[TASKS TO COMPLETE]
- 1) Can you return the part of the listing that opens with the line containing "167, 468, 185]" and closes with the line containing "206, 546, 215]", with every "candle-body" replaced by "candle-box" and nothing else changed? Give only those lines.
- 2) How would the passage on Israel's militarized control of Gaza and its spread worldwide go on? Write the next part, starting right after its final sentence.
## Begin PAGE
Israel’s violence against displaced and stateless Palestinians in Gaza is significant more broadly as a dark exemplar of an unfolding global future: the proliferation of militarized walls, fences, no-go areas and increasingly lethal actions that police the space between the “green zones” of wealth and privilege and the “red zones” of the poor, excluded and stateless around the world. Israel’s militarized population management systems, border security technologies and anti-civilian weapons that are “battle tested” against Palestinians and then sold on the global market have found willing buyers and emulators among those seeking to contain, deter or eliminate unwanted populations. Increasingly militarized systems whether “made in Israel” or not, can be found along the US-Mexico border, Europe’s southern facing border zones, India’s border zone around Bangladesh, as well as the zones outside of gated communities in various global locations.
## End PAGE
## Begin RAW RECORDS
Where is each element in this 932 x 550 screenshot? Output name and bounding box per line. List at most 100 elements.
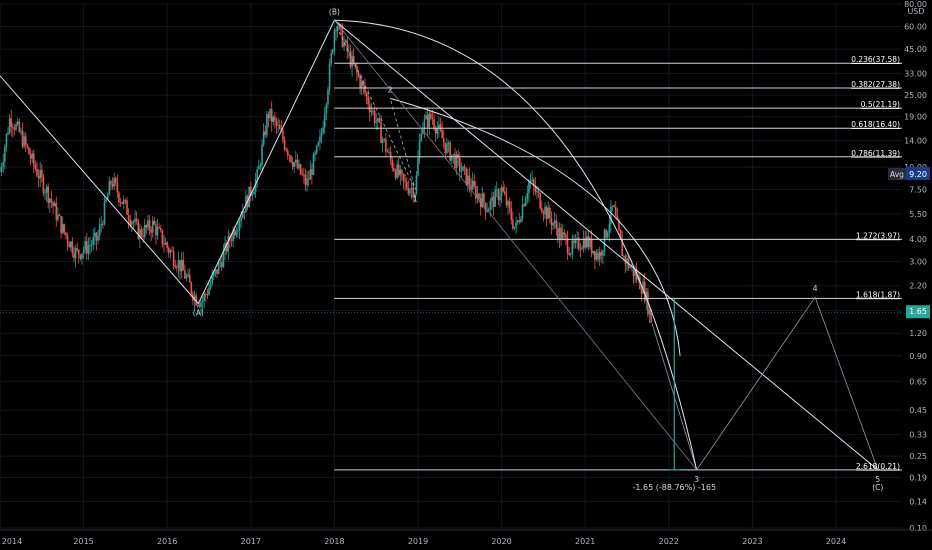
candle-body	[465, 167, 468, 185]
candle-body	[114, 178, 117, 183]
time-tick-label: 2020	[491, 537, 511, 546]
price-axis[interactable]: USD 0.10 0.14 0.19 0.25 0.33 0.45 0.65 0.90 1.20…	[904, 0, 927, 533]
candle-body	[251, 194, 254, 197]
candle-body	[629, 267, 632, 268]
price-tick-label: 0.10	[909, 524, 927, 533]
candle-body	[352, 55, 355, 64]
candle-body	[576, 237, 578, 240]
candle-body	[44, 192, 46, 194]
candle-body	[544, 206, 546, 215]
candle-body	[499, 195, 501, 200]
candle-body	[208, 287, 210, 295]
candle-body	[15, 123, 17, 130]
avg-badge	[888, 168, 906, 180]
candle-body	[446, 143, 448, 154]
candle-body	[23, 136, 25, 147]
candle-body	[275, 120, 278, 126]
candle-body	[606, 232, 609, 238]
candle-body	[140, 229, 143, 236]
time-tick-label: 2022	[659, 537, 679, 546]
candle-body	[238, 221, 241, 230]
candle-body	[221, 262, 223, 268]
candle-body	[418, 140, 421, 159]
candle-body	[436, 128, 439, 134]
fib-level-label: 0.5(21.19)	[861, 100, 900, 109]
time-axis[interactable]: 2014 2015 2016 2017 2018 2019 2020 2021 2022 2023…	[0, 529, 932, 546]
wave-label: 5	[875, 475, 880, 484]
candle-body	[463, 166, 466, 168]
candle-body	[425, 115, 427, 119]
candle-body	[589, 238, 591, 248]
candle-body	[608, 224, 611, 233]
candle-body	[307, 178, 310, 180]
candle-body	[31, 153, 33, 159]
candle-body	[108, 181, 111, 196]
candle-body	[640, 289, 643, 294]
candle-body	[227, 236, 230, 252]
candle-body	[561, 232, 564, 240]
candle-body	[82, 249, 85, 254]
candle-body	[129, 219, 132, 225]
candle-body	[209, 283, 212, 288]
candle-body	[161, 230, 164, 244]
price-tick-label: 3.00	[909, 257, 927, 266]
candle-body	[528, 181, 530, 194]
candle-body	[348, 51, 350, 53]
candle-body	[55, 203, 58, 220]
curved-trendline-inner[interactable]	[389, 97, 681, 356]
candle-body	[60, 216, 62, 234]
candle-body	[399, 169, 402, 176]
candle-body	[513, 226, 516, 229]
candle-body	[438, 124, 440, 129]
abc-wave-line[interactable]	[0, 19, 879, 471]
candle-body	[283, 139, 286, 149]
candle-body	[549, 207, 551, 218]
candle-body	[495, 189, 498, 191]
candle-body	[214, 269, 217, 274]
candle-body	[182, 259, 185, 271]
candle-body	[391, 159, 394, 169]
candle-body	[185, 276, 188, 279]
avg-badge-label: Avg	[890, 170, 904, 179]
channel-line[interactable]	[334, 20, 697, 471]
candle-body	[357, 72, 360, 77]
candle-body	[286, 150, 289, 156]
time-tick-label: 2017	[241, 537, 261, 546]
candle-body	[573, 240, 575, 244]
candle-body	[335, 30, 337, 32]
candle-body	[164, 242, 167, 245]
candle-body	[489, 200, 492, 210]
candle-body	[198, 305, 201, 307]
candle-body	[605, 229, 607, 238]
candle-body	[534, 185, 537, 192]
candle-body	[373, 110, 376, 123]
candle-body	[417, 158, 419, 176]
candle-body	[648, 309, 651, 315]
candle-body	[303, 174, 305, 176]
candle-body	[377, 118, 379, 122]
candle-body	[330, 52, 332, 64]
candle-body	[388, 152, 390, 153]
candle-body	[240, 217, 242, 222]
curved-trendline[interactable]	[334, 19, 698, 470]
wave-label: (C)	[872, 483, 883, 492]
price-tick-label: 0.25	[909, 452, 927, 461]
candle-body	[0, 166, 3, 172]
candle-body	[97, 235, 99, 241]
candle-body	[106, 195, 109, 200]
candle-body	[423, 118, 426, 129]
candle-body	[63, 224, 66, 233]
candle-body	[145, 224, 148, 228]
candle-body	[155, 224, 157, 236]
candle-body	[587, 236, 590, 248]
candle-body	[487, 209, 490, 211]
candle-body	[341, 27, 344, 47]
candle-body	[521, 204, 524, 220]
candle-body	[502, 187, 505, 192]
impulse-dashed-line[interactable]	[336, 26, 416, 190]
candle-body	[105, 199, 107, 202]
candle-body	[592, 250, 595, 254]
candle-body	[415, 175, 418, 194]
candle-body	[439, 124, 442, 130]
## End RAW RECORDS
[RESULTS]
- 1)
candle-box	[465, 167, 468, 185]
candle-box	[114, 178, 117, 183]
time-tick-label: 2020	[491, 537, 511, 546]
price-axis[interactable]: USD 0.10 0.14 0.19 0.25 0.33 0.45 0.65 0.90 1.20…	[904, 0, 927, 533]
candle-box	[251, 194, 254, 197]
candle-box	[629, 267, 632, 268]
price-tick-label: 0.10	[909, 524, 927, 533]
candle-box	[352, 55, 355, 64]
candle-box	[576, 237, 578, 240]
candle-box	[44, 192, 46, 194]
candle-box	[544, 206, 546, 215]

- 2)
The articles in this issue of Middle East Report take us beyond these fortified walls and zones to illuminate some of the sources of displacement, dispossession and loss found throughout urban areas in the contemporary Middle East, which often produce the very population outflows that militarized border zones seek to contain. In our age of “planetary urbanization” many cities have become battlegrounds where insurgents seek asymmetrical advantage against opponents who increasingly target cities as if civilians no longer exist—the way Israel labels the entire urban fabric of Gazan society a “terrorist infrastructure” or the urban destruction campaigns undertaken by Syria, Turkey, Saudi Arabia and the US against ISIS. At the same time, global capitalist deregulation and privatization has given rise to what global sociologist Saskia Sassen terms “predatory formations” of investors, states and economic elites that target cities for speculative profit and nepotistic rewards, emptying them of their poor or rebellious inhabitants, whether in Amman, Istanbul or Morocco. Some urban inhabitants are forced to flee while others resist, remain and keep alive more just visions of their collective urban past and future whether in Gezi Park, Mosul or elsewhere.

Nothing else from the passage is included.